# WHAT IS EXPECTED
Pull out every line with the word "Spain".

— START ENTRIES —

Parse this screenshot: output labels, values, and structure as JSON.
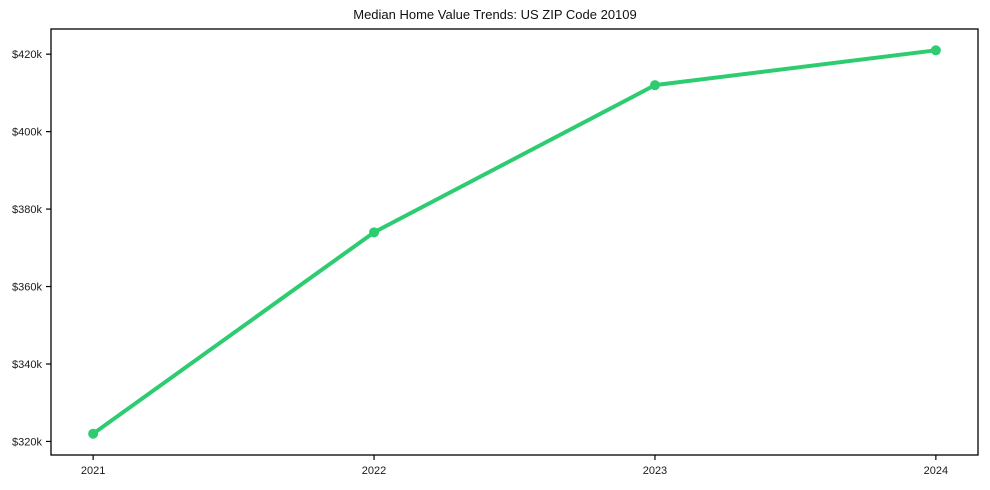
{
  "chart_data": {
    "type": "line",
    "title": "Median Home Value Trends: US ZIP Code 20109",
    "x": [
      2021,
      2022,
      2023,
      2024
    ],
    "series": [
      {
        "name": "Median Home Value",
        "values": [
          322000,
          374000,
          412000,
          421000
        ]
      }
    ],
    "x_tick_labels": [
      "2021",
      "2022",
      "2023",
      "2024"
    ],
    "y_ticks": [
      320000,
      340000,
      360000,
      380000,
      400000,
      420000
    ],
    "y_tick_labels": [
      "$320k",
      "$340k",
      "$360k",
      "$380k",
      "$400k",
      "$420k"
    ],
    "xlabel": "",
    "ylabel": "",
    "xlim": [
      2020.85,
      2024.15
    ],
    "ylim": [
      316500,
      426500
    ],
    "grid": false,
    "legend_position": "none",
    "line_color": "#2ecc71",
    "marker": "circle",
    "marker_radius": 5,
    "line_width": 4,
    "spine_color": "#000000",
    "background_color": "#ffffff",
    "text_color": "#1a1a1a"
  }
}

— END ENTRIES —
— START ENTRIES —

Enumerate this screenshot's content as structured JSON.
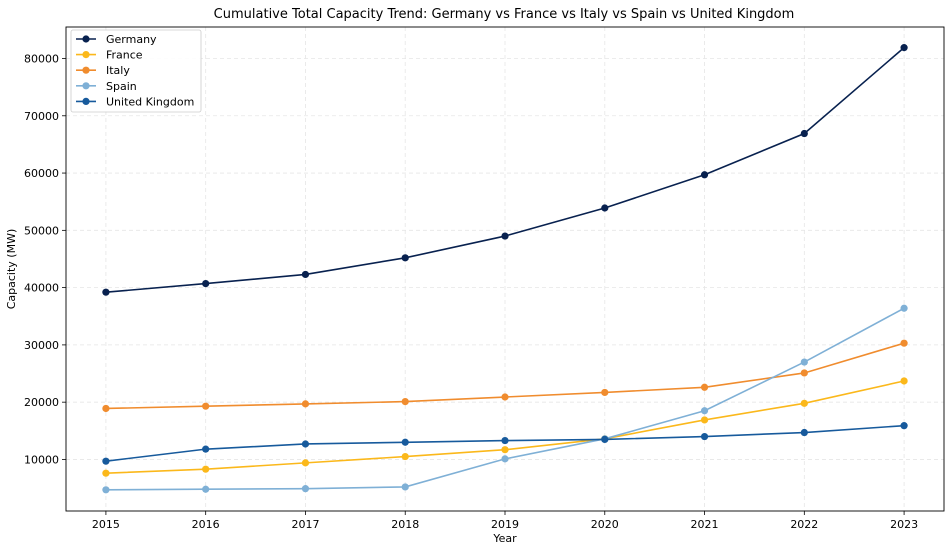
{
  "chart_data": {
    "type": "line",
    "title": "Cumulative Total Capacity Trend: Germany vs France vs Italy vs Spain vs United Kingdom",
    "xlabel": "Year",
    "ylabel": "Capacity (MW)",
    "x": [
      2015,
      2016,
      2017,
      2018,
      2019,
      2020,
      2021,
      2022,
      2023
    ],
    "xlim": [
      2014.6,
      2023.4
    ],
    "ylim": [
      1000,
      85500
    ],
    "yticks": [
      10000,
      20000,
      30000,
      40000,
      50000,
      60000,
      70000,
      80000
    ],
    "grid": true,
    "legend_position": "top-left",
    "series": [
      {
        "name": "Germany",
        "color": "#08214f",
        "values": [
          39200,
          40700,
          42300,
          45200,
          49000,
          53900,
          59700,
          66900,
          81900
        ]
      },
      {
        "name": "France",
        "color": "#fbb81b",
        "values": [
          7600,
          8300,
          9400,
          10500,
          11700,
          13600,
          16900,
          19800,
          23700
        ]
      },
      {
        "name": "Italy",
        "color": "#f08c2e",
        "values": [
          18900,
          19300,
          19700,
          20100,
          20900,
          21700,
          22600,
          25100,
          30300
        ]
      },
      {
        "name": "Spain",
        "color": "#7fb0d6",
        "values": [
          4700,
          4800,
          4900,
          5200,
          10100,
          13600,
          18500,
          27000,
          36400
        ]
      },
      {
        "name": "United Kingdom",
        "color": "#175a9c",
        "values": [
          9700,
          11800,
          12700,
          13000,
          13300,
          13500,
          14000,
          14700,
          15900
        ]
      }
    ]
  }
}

— END ENTRIES —

# OUTPUT
    "title": "Cumulative Total Capacity Trend: Germany vs France vs Italy vs Spain vs United Kingdom",
        "name": "Spain",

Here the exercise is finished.